__Set task__.
Transcribe the passage on Justice Kennedy's retirement word for word, starting with "Democrats are in" and going on through "branch to date.".

__Excerpt provided__.

■ ■ ■ ■ ■

Democrats are in a state of sheer panic.

 

They’re panicking because last week, Justice Anthony Kennedy — a reliable vote in favor of certain leftist priorities including abortion and same-sex marriage — announced that he will step down from the Supreme Court, leaving President Trump a second selection. This apparently will lead to the end of a free America. According to Jeffrey Toobinof CNN, the remade Supreme Court will spell doom: “Abortion illegal; doctors prosecuted; gay people barred from restaurants, hotels, stores; African-Americans out of elite schools; gun control banned in 50 states; the end of regulatory state.”

 

None of this is true, of course. It simply demonstrates the wild overreach to which the left has subjected the judicial branch to date.

 

The judicial branch was never meant to act as a superlegislature, using the verbiage of the Constitution in order to implement preferred policy prescriptions. In Federalist No. 78, Alexander Hamilton expressed the idea well: “The courts must declare the sense of the law; and if they should be disposed to exercise WILL instead of JUDGMENT, the consequence would equally be the substitution of their pleasure to that of the legislative body.” Substituting will for judgment would make the case for utterly dissolving the judicial branch.

■ ■ ■ ■ ■

__Information supplied__.
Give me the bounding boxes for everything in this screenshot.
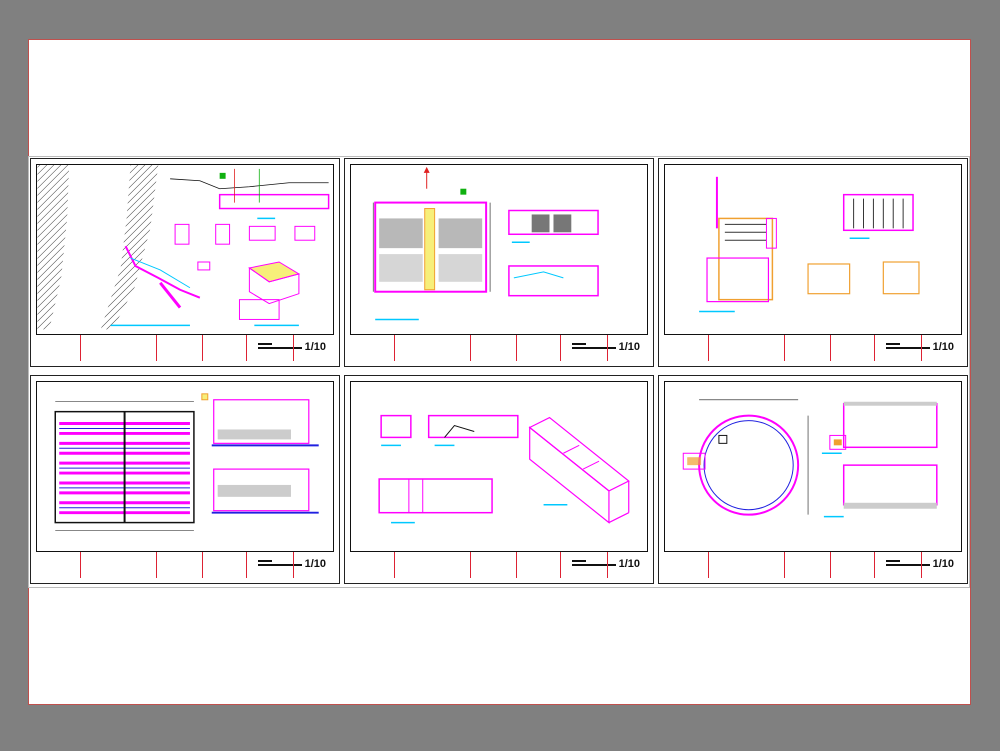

■ ■ ■ ■ ■

__Full response__.
Democrats are in a state of sheer panic.

 

They’re panicking because last week, Justice Anthony Kennedy — a reliable vote in favor of certain leftist priorities including abortion and same-sex marriage — announced that he will step down from the Supreme Court, leaving President Trump a second selection. This apparently will lead to the end of a free America. According to Jeffrey Toobinof CNN, the remade Supreme Court will spell doom: “Abortion illegal; doctors prosecuted; gay people barred from restaurants, hotels, stores; African-Americans out of elite schools; gun control banned in 50 states; the end of regulatory state.”

 

None of this is true, of course. It simply demonstrates the wild overreach to which the left has subjected the judicial branch to date.